_Challenge_
Please print these lines again, exactly as they are.

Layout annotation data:
↓↓↓

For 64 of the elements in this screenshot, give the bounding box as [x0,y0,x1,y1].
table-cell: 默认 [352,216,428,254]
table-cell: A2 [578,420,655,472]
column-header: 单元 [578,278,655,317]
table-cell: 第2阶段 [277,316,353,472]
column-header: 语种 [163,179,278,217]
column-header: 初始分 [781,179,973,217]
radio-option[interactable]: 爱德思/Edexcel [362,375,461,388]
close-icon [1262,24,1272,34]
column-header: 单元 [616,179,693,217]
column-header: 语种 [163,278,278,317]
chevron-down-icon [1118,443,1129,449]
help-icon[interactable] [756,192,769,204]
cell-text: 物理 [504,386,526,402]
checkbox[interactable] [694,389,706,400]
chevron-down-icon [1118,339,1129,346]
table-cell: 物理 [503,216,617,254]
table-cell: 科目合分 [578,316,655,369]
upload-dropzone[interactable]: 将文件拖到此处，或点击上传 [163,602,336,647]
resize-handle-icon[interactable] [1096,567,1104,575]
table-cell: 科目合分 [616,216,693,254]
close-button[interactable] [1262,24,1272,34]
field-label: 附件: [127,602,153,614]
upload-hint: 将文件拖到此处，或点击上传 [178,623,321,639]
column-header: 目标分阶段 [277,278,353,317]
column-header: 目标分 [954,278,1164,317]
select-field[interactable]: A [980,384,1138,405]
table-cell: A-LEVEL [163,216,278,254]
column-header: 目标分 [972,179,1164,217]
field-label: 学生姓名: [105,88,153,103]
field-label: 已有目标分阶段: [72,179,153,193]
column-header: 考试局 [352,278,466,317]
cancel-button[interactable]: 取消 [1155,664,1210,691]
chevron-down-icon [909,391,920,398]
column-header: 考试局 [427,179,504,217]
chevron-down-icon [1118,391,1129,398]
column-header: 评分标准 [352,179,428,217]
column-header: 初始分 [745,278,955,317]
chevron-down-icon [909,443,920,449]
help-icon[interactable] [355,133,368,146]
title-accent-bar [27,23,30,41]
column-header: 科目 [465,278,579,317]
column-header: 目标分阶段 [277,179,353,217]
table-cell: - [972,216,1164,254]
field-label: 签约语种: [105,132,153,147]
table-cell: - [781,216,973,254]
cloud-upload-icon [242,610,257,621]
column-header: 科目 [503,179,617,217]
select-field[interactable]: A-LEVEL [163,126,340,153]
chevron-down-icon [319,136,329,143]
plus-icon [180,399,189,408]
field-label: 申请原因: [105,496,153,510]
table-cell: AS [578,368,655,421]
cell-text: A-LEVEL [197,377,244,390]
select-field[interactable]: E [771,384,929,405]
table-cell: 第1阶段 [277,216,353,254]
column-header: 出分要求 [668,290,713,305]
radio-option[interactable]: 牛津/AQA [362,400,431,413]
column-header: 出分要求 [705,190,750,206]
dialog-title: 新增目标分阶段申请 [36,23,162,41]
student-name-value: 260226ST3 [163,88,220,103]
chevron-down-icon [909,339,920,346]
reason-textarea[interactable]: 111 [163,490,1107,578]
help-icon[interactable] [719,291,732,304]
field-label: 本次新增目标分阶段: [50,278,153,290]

↑↑↑

_Expected answer_
For 64 of the elements in this screenshot, give the bounding box as [x0,y0,x1,y1].
table-cell: 默认 [352,216,428,254]
table-cell: A2 [578,420,655,472]
column-header: 单元 [578,278,655,317]
table-cell: 第2阶段 [277,316,353,472]
column-header: 语种 [163,179,278,217]
column-header: 初始分 [781,179,973,217]
radio-option[interactable]: 爱德思/Edexcel [362,375,461,388]
close-icon [1262,24,1272,34]
column-header: 单元 [616,179,693,217]
column-header: 语种 [163,278,278,317]
chevron-down-icon [1118,443,1129,449]
help-icon[interactable] [756,192,769,204]
cell-text: 物理 [504,386,526,402]
checkbox[interactable] [694,389,706,400]
chevron-down-icon [1118,339,1129,346]
table-cell: 物理 [503,216,617,254]
table-cell: 科目合分 [578,316,655,369]
upload-dropzone[interactable]: 将文件拖到此处，或点击上传 [163,602,336,647]
resize-handle-icon[interactable] [1096,567,1104,575]
table-cell: 科目合分 [616,216,693,254]
close-button[interactable] [1262,24,1272,34]
field-label: 附件: [127,602,153,614]
upload-hint: 将文件拖到此处，或点击上传 [178,623,321,639]
column-header: 目标分阶段 [277,278,353,317]
column-header: 目标分 [954,278,1164,317]
select-field[interactable]: A [980,384,1138,405]
table-cell: A-LEVEL [163,216,278,254]
column-header: 目标分 [972,179,1164,217]
field-label: 学生姓名: [105,88,153,103]
field-label: 已有目标分阶段: [72,179,153,193]
column-header: 考试局 [352,278,466,317]
cancel-button[interactable]: 取消 [1155,664,1210,691]
chevron-down-icon [909,391,920,398]
column-header: 考试局 [427,179,504,217]
chevron-down-icon [1118,391,1129,398]
column-header: 评分标准 [352,179,428,217]
column-header: 初始分 [745,278,955,317]
chevron-down-icon [909,443,920,449]
help-icon[interactable] [355,133,368,146]
title-accent-bar [27,23,30,41]
column-header: 科目 [465,278,579,317]
column-header: 目标分阶段 [277,179,353,217]
table-cell: - [972,216,1164,254]
field-label: 签约语种: [105,132,153,147]
table-cell: - [781,216,973,254]
cloud-upload-icon [242,610,257,621]
column-header: 科目 [503,179,617,217]
select-field[interactable]: A-LEVEL [163,126,340,153]
chevron-down-icon [319,136,329,143]
plus-icon [180,399,189,408]
field-label: 申请原因: [105,496,153,510]
table-cell: AS [578,368,655,421]
cell-text: A-LEVEL [197,377,244,390]
select-field[interactable]: E [771,384,929,405]
table-cell: 第1阶段 [277,216,353,254]
column-header: 出分要求 [668,290,713,305]
radio-option[interactable]: 牛津/AQA [362,400,431,413]
column-header: 出分要求 [705,190,750,206]
dialog-title: 新增目标分阶段申请 [36,23,162,41]
student-name-value: 260226ST3 [163,88,220,103]
chevron-down-icon [909,339,920,346]
reason-textarea[interactable]: 111 [163,490,1107,578]
help-icon[interactable] [719,291,732,304]
field-label: 本次新增目标分阶段: [50,278,153,290]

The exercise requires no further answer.